● **Record list**

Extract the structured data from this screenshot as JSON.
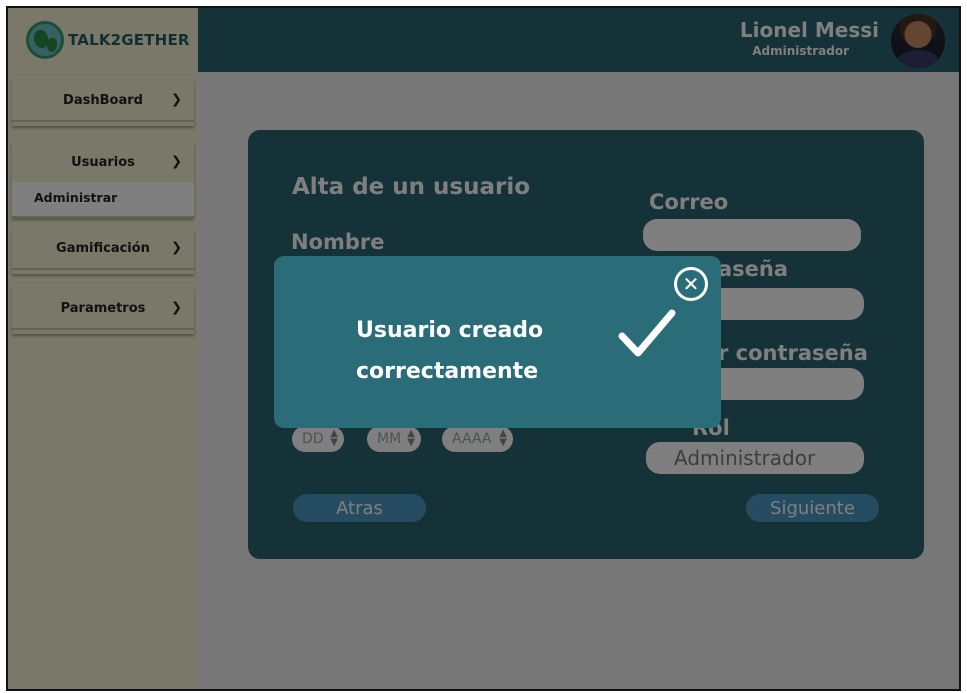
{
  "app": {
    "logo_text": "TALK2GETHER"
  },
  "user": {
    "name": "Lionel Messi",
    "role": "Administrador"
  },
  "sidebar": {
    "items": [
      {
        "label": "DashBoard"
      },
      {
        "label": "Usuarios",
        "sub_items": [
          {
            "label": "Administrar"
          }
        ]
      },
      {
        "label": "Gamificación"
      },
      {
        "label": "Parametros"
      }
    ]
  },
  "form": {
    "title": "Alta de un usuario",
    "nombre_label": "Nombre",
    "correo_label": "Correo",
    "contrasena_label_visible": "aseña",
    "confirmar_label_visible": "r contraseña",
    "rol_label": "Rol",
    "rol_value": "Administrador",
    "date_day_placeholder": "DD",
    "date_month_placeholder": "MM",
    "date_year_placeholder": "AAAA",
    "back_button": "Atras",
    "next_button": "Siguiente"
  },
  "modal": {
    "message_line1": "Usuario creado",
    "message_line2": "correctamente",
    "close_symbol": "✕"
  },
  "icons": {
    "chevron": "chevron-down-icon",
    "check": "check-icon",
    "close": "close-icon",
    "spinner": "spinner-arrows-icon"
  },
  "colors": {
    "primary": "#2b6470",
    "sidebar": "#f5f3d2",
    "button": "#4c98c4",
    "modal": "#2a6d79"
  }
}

● **Problem**
Transcribe every entry word for word, but omit the pictures.

● **The answer**
Extract the structured data from this screenshot as JSON.
{
  "app": {
    "logo_text": "TALK2GETHER"
  },
  "user": {
    "name": "Lionel Messi",
    "role": "Administrador"
  },
  "sidebar": {
    "items": [
      {
        "label": "DashBoard"
      },
      {
        "label": "Usuarios",
        "sub_items": [
          {
            "label": "Administrar"
          }
        ]
      },
      {
        "label": "Gamificación"
      },
      {
        "label": "Parametros"
      }
    ]
  },
  "form": {
    "title": "Alta de un usuario",
    "nombre_label": "Nombre",
    "correo_label": "Correo",
    "contrasena_label_visible": "aseña",
    "confirmar_label_visible": "r contraseña",
    "rol_label": "Rol",
    "rol_value": "Administrador",
    "date_day_placeholder": "DD",
    "date_month_placeholder": "MM",
    "date_year_placeholder": "AAAA",
    "back_button": "Atras",
    "next_button": "Siguiente"
  },
  "modal": {
    "message_line1": "Usuario creado",
    "message_line2": "correctamente",
    "close_symbol": "✕"
  },
  "icons": {
    "chevron": "chevron-down-icon",
    "check": "check-icon",
    "close": "close-icon",
    "spinner": "spinner-arrows-icon"
  },
  "colors": {
    "primary": "#2b6470",
    "sidebar": "#f5f3d2",
    "button": "#4c98c4",
    "modal": "#2a6d79"
  }
}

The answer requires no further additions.